## Challenge
Each line that holds the word "sont" counts once; give the total number of such lines and nothing else.

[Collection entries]

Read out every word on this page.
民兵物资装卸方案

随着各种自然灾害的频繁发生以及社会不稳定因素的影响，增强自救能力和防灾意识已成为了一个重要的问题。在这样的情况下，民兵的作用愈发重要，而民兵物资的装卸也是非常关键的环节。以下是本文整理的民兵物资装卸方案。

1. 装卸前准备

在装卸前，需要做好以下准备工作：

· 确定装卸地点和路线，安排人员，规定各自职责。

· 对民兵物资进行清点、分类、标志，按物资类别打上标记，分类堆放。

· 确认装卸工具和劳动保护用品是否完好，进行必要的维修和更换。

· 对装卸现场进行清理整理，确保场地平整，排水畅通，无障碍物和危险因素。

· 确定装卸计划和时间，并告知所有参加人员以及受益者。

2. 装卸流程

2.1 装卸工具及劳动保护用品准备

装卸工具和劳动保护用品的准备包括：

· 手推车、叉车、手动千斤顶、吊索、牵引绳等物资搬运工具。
--
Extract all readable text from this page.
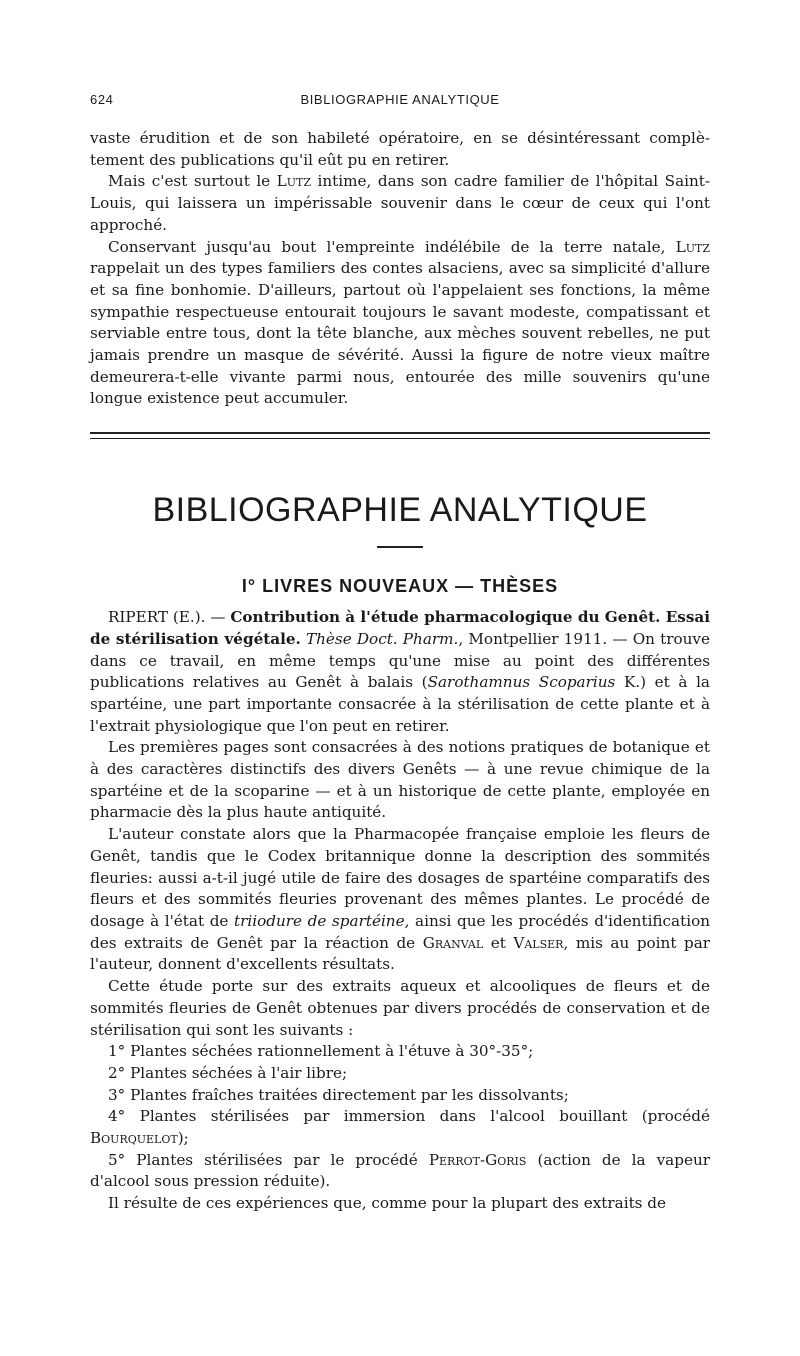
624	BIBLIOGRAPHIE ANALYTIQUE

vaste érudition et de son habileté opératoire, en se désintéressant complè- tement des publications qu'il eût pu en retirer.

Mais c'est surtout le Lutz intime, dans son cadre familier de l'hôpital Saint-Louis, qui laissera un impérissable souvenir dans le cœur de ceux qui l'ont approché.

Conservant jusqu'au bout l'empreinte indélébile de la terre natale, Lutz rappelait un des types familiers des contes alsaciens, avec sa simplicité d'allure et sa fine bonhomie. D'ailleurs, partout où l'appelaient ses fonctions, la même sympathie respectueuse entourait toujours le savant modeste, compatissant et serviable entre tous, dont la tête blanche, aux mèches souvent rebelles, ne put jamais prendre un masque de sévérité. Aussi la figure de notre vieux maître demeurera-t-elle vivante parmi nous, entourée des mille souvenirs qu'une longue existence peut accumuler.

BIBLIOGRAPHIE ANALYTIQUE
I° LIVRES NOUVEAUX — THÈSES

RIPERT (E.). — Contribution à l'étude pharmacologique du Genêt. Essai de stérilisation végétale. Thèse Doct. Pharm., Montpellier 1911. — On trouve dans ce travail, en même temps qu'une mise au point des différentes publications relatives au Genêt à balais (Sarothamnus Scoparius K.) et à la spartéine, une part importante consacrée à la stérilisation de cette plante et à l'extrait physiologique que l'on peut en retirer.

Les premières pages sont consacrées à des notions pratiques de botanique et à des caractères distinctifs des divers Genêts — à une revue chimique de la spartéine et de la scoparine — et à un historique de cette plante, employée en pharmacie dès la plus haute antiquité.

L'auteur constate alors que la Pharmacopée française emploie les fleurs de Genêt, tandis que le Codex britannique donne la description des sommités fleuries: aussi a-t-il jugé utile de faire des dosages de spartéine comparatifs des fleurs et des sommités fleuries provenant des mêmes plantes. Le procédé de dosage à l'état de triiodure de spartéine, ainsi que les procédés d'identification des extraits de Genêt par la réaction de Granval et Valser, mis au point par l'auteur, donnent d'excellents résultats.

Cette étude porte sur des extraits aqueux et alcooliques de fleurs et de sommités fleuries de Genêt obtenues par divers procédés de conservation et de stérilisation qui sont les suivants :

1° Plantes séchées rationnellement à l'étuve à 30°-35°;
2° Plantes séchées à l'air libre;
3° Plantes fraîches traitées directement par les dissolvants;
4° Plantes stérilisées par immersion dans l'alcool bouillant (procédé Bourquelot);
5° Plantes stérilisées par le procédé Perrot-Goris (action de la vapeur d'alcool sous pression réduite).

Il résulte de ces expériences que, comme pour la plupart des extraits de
--
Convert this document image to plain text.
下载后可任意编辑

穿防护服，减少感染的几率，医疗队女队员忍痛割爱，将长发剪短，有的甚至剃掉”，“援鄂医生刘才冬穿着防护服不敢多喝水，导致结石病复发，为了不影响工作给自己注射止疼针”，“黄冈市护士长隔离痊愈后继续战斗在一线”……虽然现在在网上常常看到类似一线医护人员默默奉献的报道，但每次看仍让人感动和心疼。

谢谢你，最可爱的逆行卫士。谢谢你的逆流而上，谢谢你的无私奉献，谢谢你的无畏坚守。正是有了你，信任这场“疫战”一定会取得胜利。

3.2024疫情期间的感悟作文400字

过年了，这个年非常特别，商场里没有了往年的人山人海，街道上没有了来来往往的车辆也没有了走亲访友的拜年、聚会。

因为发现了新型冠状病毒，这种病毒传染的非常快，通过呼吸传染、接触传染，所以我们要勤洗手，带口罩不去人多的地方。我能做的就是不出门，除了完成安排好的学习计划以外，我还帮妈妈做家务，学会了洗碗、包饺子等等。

## Answer in full
2